Start of Record set

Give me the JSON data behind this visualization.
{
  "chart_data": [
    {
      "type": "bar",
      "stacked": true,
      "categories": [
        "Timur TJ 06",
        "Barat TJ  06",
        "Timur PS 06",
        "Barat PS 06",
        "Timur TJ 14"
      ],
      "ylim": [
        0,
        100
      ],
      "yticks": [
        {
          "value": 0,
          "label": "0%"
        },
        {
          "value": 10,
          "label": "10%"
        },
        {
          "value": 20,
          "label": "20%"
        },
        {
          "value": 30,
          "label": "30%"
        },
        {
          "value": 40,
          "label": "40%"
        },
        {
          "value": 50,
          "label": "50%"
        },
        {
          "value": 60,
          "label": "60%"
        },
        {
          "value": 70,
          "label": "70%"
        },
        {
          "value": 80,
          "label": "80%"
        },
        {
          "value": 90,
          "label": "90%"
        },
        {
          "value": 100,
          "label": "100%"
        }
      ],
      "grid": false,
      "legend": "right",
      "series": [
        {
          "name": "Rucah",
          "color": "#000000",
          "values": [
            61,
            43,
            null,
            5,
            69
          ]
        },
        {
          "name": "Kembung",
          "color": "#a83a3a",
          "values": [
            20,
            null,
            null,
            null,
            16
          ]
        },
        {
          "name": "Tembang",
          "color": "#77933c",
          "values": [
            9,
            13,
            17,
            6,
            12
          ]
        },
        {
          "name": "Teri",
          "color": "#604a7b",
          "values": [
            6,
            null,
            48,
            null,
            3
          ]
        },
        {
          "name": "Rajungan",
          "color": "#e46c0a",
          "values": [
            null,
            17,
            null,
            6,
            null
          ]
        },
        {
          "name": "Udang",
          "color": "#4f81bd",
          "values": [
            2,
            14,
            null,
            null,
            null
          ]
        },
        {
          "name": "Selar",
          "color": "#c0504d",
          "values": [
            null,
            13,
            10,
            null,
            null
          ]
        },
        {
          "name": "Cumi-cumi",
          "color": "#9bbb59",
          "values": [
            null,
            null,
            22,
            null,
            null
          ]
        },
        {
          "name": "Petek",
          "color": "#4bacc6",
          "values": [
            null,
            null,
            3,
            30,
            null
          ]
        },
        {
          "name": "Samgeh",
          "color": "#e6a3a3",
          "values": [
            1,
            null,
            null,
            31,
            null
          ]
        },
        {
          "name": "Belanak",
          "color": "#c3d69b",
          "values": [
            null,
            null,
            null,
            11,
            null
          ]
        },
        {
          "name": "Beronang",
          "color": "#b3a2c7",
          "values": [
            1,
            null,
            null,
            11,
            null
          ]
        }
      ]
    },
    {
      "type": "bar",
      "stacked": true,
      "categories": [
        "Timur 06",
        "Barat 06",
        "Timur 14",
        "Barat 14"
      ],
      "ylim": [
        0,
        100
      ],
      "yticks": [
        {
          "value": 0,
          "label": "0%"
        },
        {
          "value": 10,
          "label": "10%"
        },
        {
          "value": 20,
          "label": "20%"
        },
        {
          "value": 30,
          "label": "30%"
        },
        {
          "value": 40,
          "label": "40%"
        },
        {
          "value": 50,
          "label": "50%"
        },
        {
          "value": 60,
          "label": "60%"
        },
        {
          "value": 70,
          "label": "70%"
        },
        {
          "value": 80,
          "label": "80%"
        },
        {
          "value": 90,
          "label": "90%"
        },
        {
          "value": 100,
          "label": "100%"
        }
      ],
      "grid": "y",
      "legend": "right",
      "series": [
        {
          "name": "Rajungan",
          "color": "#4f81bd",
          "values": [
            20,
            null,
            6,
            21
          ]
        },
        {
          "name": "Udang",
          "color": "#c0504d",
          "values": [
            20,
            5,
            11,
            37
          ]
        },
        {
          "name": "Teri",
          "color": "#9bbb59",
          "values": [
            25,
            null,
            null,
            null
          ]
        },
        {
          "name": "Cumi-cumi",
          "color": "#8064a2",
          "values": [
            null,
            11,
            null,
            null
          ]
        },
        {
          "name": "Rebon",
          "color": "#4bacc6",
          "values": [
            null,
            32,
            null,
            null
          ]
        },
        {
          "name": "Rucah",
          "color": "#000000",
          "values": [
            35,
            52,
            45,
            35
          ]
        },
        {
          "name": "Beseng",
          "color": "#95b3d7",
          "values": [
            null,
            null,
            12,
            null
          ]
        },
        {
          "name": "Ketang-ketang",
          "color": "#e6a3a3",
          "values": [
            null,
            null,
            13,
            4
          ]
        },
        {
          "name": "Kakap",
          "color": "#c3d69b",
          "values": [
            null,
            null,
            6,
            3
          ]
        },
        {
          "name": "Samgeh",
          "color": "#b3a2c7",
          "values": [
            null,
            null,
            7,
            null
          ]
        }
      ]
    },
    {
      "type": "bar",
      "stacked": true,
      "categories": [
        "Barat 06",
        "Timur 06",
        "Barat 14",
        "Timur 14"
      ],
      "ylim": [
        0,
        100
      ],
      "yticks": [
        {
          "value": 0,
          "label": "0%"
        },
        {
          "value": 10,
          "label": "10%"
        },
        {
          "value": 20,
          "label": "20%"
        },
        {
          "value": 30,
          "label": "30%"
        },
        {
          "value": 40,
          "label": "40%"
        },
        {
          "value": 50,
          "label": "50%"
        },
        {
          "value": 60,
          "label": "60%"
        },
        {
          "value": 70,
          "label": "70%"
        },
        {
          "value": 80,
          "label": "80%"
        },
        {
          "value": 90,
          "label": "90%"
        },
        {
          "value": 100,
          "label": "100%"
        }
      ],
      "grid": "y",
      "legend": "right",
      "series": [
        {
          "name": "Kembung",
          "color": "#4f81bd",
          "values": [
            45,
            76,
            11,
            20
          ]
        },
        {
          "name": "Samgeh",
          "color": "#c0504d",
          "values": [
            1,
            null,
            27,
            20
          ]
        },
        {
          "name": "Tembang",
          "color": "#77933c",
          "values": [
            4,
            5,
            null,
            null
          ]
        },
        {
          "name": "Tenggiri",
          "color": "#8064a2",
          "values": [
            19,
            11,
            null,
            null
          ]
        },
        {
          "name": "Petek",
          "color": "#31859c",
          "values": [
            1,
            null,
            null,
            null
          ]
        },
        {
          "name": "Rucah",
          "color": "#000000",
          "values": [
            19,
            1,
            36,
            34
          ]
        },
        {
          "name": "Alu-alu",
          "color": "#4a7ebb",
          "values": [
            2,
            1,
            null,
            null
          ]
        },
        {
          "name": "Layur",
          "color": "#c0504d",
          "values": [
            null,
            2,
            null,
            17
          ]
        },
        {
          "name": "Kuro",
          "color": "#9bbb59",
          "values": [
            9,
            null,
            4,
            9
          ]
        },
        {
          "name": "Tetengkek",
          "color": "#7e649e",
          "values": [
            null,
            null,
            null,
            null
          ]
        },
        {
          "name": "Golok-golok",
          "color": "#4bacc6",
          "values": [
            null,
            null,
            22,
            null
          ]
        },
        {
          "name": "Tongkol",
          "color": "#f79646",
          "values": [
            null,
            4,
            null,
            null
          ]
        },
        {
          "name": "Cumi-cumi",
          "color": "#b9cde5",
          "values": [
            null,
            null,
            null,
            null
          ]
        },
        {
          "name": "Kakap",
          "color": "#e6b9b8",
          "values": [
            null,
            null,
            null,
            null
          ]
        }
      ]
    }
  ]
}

End of Record set

» What needs to be done: Repeat every line of the data, exactly and in full.

» Solution:
Give me the JSON data behind this visualization.
{
  "chart_data": [
    {
      "type": "bar",
      "stacked": true,
      "categories": [
        "Timur TJ 06",
        "Barat TJ  06",
        "Timur PS 06",
        "Barat PS 06",
        "Timur TJ 14"
      ],
      "ylim": [
        0,
        100
      ],
      "yticks": [
        {
          "value": 0,
          "label": "0%"
        },
        {
          "value": 10,
          "label": "10%"
        },
        {
          "value": 20,
          "label": "20%"
        },
        {
          "value": 30,
          "label": "30%"
        },
        {
          "value": 40,
          "label": "40%"
        },
        {
          "value": 50,
          "label": "50%"
        },
        {
          "value": 60,
          "label": "60%"
        },
        {
          "value": 70,
          "label": "70%"
        },
        {
          "value": 80,
          "label": "80%"
        },
        {
          "value": 90,
          "label": "90%"
        },
        {
          "value": 100,
          "label": "100%"
        }
      ],
      "grid": false,
      "legend": "right",
      "series": [
        {
          "name": "Rucah",
          "color": "#000000",
          "values": [
            61,
            43,
            null,
            5,
            69
          ]
        },
        {
          "name": "Kembung",
          "color": "#a83a3a",
          "values": [
            20,
            null,
            null,
            null,
            16
          ]
        },
        {
          "name": "Tembang",
          "color": "#77933c",
          "values": [
            9,
            13,
            17,
            6,
            12
          ]
        },
        {
          "name": "Teri",
          "color": "#604a7b",
          "values": [
            6,
            null,
            48,
            null,
            3
          ]
        },
        {
          "name": "Rajungan",
          "color": "#e46c0a",
          "values": [
            null,
            17,
            null,
            6,
            null
          ]
        },
        {
          "name": "Udang",
          "color": "#4f81bd",
          "values": [
            2,
            14,
            null,
            null,
            null
          ]
        },
        {
          "name": "Selar",
          "color": "#c0504d",
          "values": [
            null,
            13,
            10,
            null,
            null
          ]
        },
        {
          "name": "Cumi-cumi",
          "color": "#9bbb59",
          "values": [
            null,
            null,
            22,
            null,
            null
          ]
        },
        {
          "name": "Petek",
          "color": "#4bacc6",
          "values": [
            null,
            null,
            3,
            30,
            null
          ]
        },
        {
          "name": "Samgeh",
          "color": "#e6a3a3",
          "values": [
            1,
            null,
            null,
            31,
            null
          ]
        },
        {
          "name": "Belanak",
          "color": "#c3d69b",
          "values": [
            null,
            null,
            null,
            11,
            null
          ]
        },
        {
          "name": "Beronang",
          "color": "#b3a2c7",
          "values": [
            1,
            null,
            null,
            11,
            null
          ]
        }
      ]
    },
    {
      "type": "bar",
      "stacked": true,
      "categories": [
        "Timur 06",
        "Barat 06",
        "Timur 14",
        "Barat 14"
      ],
      "ylim": [
        0,
        100
      ],
      "yticks": [
        {
          "value": 0,
          "label": "0%"
        },
        {
          "value": 10,
          "label": "10%"
        },
        {
          "value": 20,
          "label": "20%"
        },
        {
          "value": 30,
          "label": "30%"
        },
        {
          "value": 40,
          "label": "40%"
        },
        {
          "value": 50,
          "label": "50%"
        },
        {
          "value": 60,
          "label": "60%"
        },
        {
          "value": 70,
          "label": "70%"
        },
        {
          "value": 80,
          "label": "80%"
        },
        {
          "value": 90,
          "label": "90%"
        },
        {
          "value": 100,
          "label": "100%"
        }
      ],
      "grid": "y",
      "legend": "right",
      "series": [
        {
          "name": "Rajungan",
          "color": "#4f81bd",
          "values": [
            20,
            null,
            6,
            21
          ]
        },
        {
          "name": "Udang",
          "color": "#c0504d",
          "values": [
            20,
            5,
            11,
            37
          ]
        },
        {
          "name": "Teri",
          "color": "#9bbb59",
          "values": [
            25,
            null,
            null,
            null
          ]
        },
        {
          "name": "Cumi-cumi",
          "color": "#8064a2",
          "values": [
            null,
            11,
            null,
            null
          ]
        },
        {
          "name": "Rebon",
          "color": "#4bacc6",
          "values": [
            null,
            32,
            null,
            null
          ]
        },
        {
          "name": "Rucah",
          "color": "#000000",
          "values": [
            35,
            52,
            45,
            35
          ]
        },
        {
          "name": "Beseng",
          "color": "#95b3d7",
          "values": [
            null,
            null,
            12,
            null
          ]
        },
        {
          "name": "Ketang-ketang",
          "color": "#e6a3a3",
          "values": [
            null,
            null,
            13,
            4
          ]
        },
        {
          "name": "Kakap",
          "color": "#c3d69b",
          "values": [
            null,
            null,
            6,
            3
          ]
        },
        {
          "name": "Samgeh",
          "color": "#b3a2c7",
          "values": [
            null,
            null,
            7,
            null
          ]
        }
      ]
    },
    {
      "type": "bar",
      "stacked": true,
      "categories": [
        "Barat 06",
        "Timur 06",
        "Barat 14",
        "Timur 14"
      ],
      "ylim": [
        0,
        100
      ],
      "yticks": [
        {
          "value": 0,
          "label": "0%"
        },
        {
          "value": 10,
          "label": "10%"
        },
        {
          "value": 20,
          "label": "20%"
        },
        {
          "value": 30,
          "label": "30%"
        },
        {
          "value": 40,
          "label": "40%"
        },
        {
          "value": 50,
          "label": "50%"
        },
        {
          "value": 60,
          "label": "60%"
        },
        {
          "value": 70,
          "label": "70%"
        },
        {
          "value": 80,
          "label": "80%"
        },
        {
          "value": 90,
          "label": "90%"
        },
        {
          "value": 100,
          "label": "100%"
        }
      ],
      "grid": "y",
      "legend": "right",
      "series": [
        {
          "name": "Kembung",
          "color": "#4f81bd",
          "values": [
            45,
            76,
            11,
            20
          ]
        },
        {
          "name": "Samgeh",
          "color": "#c0504d",
          "values": [
            1,
            null,
            27,
            20
          ]
        },
        {
          "name": "Tembang",
          "color": "#77933c",
          "values": [
            4,
            5,
            null,
            null
          ]
        },
        {
          "name": "Tenggiri",
          "color": "#8064a2",
          "values": [
            19,
            11,
            null,
            null
          ]
        },
        {
          "name": "Petek",
          "color": "#31859c",
          "values": [
            1,
            null,
            null,
            null
          ]
        },
        {
          "name": "Rucah",
          "color": "#000000",
          "values": [
            19,
            1,
            36,
            34
          ]
        },
        {
          "name": "Alu-alu",
          "color": "#4a7ebb",
          "values": [
            2,
            1,
            null,
            null
          ]
        },
        {
          "name": "Layur",
          "color": "#c0504d",
          "values": [
            null,
            2,
            null,
            17
          ]
        },
        {
          "name": "Kuro",
          "color": "#9bbb59",
          "values": [
            9,
            null,
            4,
            9
          ]
        },
        {
          "name": "Tetengkek",
          "color": "#7e649e",
          "values": [
            null,
            null,
            null,
            null
          ]
        },
        {
          "name": "Golok-golok",
          "color": "#4bacc6",
          "values": [
            null,
            null,
            22,
            null
          ]
        },
        {
          "name": "Tongkol",
          "color": "#f79646",
          "values": [
            null,
            4,
            null,
            null
          ]
        },
        {
          "name": "Cumi-cumi",
          "color": "#b9cde5",
          "values": [
            null,
            null,
            null,
            null
          ]
        },
        {
          "name": "Kakap",
          "color": "#e6b9b8",
          "values": [
            null,
            null,
            null,
            null
          ]
        }
      ]
    }
  ]
}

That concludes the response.